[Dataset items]
++++++
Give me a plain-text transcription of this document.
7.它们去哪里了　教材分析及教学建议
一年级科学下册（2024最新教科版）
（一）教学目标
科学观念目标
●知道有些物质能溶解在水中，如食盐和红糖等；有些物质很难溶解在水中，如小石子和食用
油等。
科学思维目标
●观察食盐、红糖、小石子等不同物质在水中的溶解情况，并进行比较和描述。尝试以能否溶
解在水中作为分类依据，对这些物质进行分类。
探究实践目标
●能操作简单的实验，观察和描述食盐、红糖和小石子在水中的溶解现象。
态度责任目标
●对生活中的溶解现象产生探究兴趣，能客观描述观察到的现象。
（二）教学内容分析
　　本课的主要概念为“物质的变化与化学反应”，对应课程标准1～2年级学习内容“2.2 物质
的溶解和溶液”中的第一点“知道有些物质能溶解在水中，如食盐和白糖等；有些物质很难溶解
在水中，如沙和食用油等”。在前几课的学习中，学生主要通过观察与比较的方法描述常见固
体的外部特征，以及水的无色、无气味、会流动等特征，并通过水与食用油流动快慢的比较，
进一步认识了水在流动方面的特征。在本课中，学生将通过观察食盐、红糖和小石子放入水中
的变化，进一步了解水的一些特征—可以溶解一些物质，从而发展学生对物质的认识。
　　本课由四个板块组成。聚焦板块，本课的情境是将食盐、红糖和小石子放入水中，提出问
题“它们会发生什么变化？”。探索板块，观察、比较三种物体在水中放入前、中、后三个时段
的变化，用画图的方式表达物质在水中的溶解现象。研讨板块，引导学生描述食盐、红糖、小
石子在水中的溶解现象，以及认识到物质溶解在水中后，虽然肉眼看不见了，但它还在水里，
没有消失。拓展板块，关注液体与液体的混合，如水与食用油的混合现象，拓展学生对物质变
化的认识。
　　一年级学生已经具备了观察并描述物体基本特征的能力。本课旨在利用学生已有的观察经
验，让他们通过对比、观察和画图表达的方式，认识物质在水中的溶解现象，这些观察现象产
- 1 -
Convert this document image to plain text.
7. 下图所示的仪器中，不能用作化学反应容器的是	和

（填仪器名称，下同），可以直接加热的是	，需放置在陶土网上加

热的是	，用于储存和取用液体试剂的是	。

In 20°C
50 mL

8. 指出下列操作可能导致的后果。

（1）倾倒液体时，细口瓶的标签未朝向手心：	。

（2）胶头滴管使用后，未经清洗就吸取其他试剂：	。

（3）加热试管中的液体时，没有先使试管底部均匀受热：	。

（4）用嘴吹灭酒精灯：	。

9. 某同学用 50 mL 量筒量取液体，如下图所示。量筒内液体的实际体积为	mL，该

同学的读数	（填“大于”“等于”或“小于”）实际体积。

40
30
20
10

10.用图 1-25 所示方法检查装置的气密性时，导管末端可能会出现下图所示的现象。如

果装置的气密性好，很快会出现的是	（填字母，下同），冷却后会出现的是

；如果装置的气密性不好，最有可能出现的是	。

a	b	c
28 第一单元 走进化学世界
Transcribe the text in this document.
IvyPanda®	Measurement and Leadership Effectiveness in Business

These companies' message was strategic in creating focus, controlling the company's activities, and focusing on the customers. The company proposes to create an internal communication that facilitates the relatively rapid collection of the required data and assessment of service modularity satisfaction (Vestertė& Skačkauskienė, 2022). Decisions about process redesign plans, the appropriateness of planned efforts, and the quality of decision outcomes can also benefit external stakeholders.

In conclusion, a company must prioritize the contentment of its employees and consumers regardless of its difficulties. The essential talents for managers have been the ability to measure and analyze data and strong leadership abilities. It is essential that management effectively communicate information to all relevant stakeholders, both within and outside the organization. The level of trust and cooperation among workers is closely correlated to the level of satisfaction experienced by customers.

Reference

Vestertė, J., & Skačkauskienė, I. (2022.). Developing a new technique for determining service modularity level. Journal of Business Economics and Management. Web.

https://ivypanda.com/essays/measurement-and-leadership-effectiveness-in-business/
++++++
→ Given task:
Retype the material above, line by line, exactly.

→ Task response:
Give me a plain-text transcription of this document.
7.它们去哪里了　教材分析及教学建议
一年级科学下册（2024最新教科版）
（一）教学目标
科学观念目标
●知道有些物质能溶解在水中，如食盐和红糖等；有些物质很难溶解在水中，如小石子和食用
油等。
科学思维目标
●观察食盐、红糖、小石子等不同物质在水中的溶解情况，并进行比较和描述。尝试以能否溶
解在水中作为分类依据，对这些物质进行分类。
探究实践目标
●能操作简单的实验，观察和描述食盐、红糖和小石子在水中的溶解现象。
态度责任目标
●对生活中的溶解现象产生探究兴趣，能客观描述观察到的现象。
（二）教学内容分析
　　本课的主要概念为“物质的变化与化学反应”，对应课程标准1～2年级学习内容“2.2 物质
的溶解和溶液”中的第一点“知道有些物质能溶解在水中，如食盐和白糖等；有些物质很难溶解
在水中，如沙和食用油等”。在前几课的学习中，学生主要通过观察与比较的方法描述常见固
体的外部特征，以及水的无色、无气味、会流动等特征，并通过水与食用油流动快慢的比较，
进一步认识了水在流动方面的特征。在本课中，学生将通过观察食盐、红糖和小石子放入水中
的变化，进一步了解水的一些特征—可以溶解一些物质，从而发展学生对物质的认识。
　　本课由四个板块组成。聚焦板块，本课的情境是将食盐、红糖和小石子放入水中，提出问
题“它们会发生什么变化？”。探索板块，观察、比较三种物体在水中放入前、中、后三个时段
的变化，用画图的方式表达物质在水中的溶解现象。研讨板块，引导学生描述食盐、红糖、小
石子在水中的溶解现象，以及认识到物质溶解在水中后，虽然肉眼看不见了，但它还在水里，
没有消失。拓展板块，关注液体与液体的混合，如水与食用油的混合现象，拓展学生对物质变
化的认识。
　　一年级学生已经具备了观察并描述物体基本特征的能力。本课旨在利用学生已有的观察经
验，让他们通过对比、观察和画图表达的方式，认识物质在水中的溶解现象，这些观察现象产
- 1 -
Convert this document image to plain text.
7. 下图所示的仪器中，不能用作化学反应容器的是	和

（填仪器名称，下同），可以直接加热的是	，需放置在陶土网上加

热的是	，用于储存和取用液体试剂的是	。

In 20°C
50 mL

8. 指出下列操作可能导致的后果。

（1）倾倒液体时，细口瓶的标签未朝向手心：	。

（2）胶头滴管使用后，未经清洗就吸取其他试剂：	。

（3）加热试管中的液体时，没有先使试管底部均匀受热：	。

（4）用嘴吹灭酒精灯：	。

9. 某同学用 50 mL 量筒量取液体，如下图所示。量筒内液体的实际体积为	mL，该

同学的读数	（填“大于”“等于”或“小于”）实际体积。

40
30
20
10

10.用图 1-25 所示方法检查装置的气密性时，导管末端可能会出现下图所示的现象。如

果装置的气密性好，很快会出现的是	（填字母，下同），冷却后会出现的是

；如果装置的气密性不好，最有可能出现的是	。

a	b	c
28 第一单元 走进化学世界
Transcribe the text in this document.
IvyPanda®	Measurement and Leadership Effectiveness in Business

These companies' message was strategic in creating focus, controlling the company's activities, and focusing on the customers. The company proposes to create an internal communication that facilitates the relatively rapid collection of the required data and assessment of service modularity satisfaction (Vestertė& Skačkauskienė, 2022). Decisions about process redesign plans, the appropriateness of planned efforts, and the quality of decision outcomes can also benefit external stakeholders.

In conclusion, a company must prioritize the contentment of its employees and consumers regardless of its difficulties. The essential talents for managers have been the ability to measure and analyze data and strong leadership abilities. It is essential that management effectively communicate information to all relevant stakeholders, both within and outside the organization. The level of trust and cooperation among workers is closely correlated to the level of satisfaction experienced by customers.

Reference

Vestertė, J., & Skačkauskienė, I. (2022.). Developing a new technique for determining service modularity level. Journal of Business Economics and Management. Web.

https://ivypanda.com/essays/measurement-and-leadership-effectiveness-in-business/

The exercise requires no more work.